• _Source records_
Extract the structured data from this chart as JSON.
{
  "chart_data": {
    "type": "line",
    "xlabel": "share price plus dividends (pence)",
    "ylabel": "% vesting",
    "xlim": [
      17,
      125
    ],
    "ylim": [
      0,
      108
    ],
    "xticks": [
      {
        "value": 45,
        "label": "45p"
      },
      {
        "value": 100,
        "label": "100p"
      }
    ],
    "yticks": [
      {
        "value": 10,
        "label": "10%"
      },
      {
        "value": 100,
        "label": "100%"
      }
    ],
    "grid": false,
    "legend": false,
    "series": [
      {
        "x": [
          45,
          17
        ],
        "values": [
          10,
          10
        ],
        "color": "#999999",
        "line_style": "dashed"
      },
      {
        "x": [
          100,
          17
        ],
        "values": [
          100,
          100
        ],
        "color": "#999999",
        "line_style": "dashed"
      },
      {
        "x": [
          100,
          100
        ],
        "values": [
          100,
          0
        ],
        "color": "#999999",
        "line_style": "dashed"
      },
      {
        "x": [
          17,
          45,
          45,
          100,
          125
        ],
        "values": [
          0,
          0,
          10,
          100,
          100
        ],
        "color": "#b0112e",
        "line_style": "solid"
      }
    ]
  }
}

* * *

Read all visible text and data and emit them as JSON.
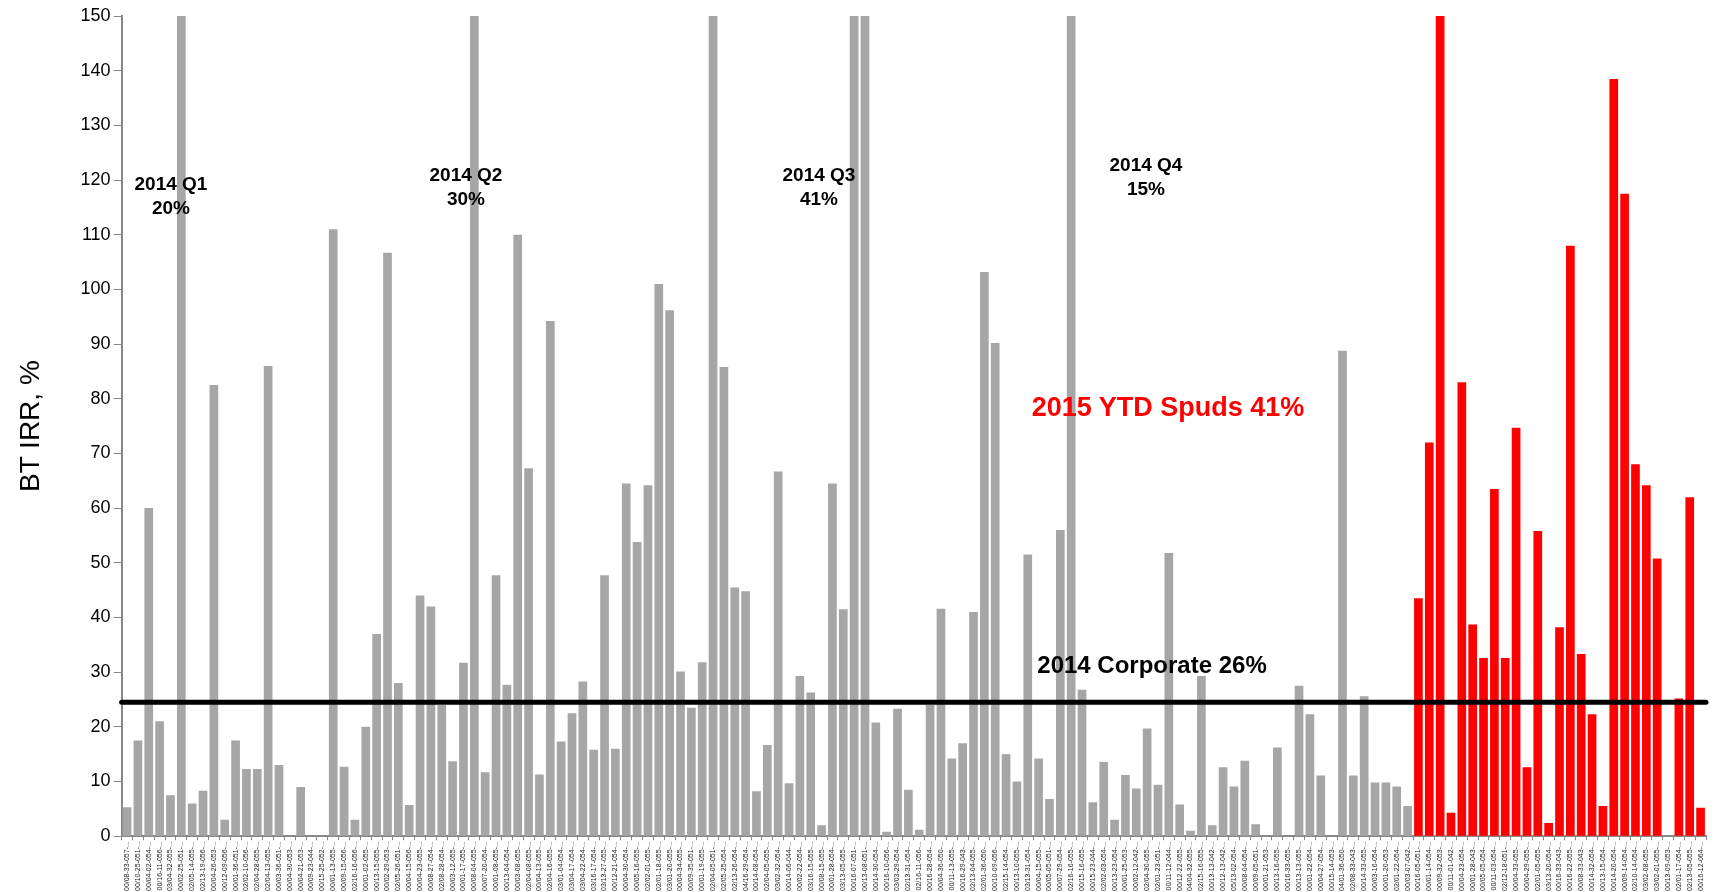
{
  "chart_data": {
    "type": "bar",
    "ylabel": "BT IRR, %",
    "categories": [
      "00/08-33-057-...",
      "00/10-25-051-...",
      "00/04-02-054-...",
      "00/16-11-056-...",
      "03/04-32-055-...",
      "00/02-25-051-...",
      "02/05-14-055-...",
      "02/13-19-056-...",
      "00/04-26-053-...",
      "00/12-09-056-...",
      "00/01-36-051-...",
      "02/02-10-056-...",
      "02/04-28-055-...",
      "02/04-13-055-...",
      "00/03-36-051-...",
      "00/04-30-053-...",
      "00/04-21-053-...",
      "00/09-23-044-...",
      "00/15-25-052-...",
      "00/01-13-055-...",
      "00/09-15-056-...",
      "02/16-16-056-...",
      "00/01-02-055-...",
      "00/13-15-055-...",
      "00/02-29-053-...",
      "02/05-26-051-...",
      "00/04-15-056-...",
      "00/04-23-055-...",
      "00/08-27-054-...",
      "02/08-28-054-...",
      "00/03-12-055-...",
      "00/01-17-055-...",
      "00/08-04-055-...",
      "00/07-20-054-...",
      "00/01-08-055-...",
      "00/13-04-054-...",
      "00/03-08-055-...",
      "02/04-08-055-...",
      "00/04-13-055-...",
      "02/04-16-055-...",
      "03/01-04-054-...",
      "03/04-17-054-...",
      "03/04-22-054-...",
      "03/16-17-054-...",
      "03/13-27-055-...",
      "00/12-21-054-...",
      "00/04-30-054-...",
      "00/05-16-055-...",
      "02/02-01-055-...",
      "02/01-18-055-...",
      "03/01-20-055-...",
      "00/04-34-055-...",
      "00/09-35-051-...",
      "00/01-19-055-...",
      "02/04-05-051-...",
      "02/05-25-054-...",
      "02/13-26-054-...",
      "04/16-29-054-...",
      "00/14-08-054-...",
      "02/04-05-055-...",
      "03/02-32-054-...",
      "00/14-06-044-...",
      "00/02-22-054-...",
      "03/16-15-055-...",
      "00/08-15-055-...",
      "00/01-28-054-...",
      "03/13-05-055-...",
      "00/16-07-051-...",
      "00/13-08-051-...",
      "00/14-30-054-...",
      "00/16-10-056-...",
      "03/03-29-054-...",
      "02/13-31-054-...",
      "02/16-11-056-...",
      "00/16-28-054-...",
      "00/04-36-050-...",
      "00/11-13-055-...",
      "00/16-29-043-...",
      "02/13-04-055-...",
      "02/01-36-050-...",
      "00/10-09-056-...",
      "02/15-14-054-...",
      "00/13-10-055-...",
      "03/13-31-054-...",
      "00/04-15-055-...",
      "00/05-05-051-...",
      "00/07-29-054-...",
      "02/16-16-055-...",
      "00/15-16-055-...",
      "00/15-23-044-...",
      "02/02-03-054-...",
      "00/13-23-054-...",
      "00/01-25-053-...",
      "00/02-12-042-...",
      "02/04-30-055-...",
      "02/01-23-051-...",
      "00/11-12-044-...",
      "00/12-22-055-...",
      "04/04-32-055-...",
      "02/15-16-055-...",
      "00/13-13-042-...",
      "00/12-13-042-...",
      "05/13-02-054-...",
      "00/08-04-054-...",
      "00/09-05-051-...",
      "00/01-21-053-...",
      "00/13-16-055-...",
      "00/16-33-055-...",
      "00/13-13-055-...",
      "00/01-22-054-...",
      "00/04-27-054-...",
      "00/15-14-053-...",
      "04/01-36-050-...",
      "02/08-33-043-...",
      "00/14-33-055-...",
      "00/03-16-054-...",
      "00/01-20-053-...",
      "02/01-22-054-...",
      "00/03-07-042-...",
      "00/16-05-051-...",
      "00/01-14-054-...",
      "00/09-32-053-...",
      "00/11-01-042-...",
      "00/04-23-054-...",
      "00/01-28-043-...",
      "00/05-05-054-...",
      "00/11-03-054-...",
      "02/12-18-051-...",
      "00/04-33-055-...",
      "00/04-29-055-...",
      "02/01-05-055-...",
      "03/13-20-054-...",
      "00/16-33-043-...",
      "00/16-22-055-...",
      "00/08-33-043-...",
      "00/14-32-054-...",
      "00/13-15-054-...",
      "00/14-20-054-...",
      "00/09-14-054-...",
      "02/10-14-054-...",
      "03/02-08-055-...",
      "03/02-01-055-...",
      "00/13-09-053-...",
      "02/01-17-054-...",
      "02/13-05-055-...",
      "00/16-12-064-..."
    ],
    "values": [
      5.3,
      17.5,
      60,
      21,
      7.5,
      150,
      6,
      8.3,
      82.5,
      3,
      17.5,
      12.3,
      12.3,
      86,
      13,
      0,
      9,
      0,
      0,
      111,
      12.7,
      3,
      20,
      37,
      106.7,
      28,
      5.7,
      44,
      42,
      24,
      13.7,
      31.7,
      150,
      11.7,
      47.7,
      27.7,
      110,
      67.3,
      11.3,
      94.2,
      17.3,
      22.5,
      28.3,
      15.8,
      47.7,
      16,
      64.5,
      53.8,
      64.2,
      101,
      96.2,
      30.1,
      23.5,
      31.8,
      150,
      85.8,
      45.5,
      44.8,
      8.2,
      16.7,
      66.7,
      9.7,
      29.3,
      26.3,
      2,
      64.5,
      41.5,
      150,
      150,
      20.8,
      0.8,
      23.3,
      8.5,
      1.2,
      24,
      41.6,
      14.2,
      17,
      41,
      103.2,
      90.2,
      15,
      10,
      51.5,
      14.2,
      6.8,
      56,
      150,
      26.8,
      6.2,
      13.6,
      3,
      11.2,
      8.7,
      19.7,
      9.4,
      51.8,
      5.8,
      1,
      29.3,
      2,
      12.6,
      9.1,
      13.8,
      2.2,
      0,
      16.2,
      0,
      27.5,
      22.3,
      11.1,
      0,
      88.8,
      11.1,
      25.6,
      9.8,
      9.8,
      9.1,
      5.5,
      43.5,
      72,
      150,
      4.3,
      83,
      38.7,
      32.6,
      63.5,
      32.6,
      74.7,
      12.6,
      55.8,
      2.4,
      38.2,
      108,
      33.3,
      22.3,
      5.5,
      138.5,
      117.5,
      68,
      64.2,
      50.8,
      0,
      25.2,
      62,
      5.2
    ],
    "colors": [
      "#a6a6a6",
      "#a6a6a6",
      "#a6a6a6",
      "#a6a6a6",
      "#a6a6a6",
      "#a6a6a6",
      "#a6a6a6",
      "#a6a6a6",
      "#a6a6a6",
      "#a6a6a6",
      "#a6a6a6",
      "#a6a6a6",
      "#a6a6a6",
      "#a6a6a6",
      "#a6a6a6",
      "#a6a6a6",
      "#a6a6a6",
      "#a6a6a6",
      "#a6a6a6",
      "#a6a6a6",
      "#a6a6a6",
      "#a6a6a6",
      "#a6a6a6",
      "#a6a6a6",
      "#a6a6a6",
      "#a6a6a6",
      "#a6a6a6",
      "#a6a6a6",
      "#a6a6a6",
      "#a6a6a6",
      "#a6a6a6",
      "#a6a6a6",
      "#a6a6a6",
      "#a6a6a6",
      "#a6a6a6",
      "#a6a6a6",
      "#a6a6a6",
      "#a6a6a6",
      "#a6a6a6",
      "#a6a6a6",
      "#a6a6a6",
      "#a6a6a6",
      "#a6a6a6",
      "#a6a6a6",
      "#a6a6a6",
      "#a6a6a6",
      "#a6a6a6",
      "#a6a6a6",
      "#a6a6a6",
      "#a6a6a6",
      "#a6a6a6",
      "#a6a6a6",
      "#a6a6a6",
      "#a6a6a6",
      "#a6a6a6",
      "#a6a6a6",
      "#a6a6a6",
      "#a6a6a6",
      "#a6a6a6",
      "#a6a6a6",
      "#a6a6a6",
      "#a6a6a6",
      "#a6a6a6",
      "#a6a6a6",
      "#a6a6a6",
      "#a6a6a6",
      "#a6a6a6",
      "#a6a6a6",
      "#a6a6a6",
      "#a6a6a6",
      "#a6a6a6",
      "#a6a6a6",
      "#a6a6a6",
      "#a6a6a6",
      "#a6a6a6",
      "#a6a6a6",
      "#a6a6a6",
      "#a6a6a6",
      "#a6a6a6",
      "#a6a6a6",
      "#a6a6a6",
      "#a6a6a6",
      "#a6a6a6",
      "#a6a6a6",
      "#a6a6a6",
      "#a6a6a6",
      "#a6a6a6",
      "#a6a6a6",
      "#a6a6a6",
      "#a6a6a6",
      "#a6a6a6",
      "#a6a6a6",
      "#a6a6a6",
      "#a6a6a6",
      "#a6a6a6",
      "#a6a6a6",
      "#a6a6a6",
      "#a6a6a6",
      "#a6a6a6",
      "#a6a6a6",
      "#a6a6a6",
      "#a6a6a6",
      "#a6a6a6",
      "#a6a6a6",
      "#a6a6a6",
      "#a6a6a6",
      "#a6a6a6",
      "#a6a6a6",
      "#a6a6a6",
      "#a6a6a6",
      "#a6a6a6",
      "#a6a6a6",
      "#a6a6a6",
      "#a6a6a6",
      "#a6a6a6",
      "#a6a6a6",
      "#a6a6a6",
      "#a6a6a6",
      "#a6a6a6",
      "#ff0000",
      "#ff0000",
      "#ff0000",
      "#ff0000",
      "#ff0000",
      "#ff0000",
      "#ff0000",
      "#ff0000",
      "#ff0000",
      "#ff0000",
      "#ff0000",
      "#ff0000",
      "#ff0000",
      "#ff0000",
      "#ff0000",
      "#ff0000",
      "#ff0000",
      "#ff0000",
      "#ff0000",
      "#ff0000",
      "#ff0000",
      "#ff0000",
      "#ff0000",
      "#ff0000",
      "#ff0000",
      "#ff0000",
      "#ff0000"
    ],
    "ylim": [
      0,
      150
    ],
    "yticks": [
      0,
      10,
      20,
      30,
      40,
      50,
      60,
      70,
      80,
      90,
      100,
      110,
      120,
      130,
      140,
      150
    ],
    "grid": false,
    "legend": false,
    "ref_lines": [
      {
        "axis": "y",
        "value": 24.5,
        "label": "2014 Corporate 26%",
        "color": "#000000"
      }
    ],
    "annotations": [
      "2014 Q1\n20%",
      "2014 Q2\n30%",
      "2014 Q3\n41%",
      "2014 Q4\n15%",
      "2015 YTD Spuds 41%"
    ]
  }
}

• _Prompt_
Copy all lines above containing the string "JSON".

• _Full response_
Extract the structured data from this chart as JSON.
Read all visible text and data and emit them as JSON.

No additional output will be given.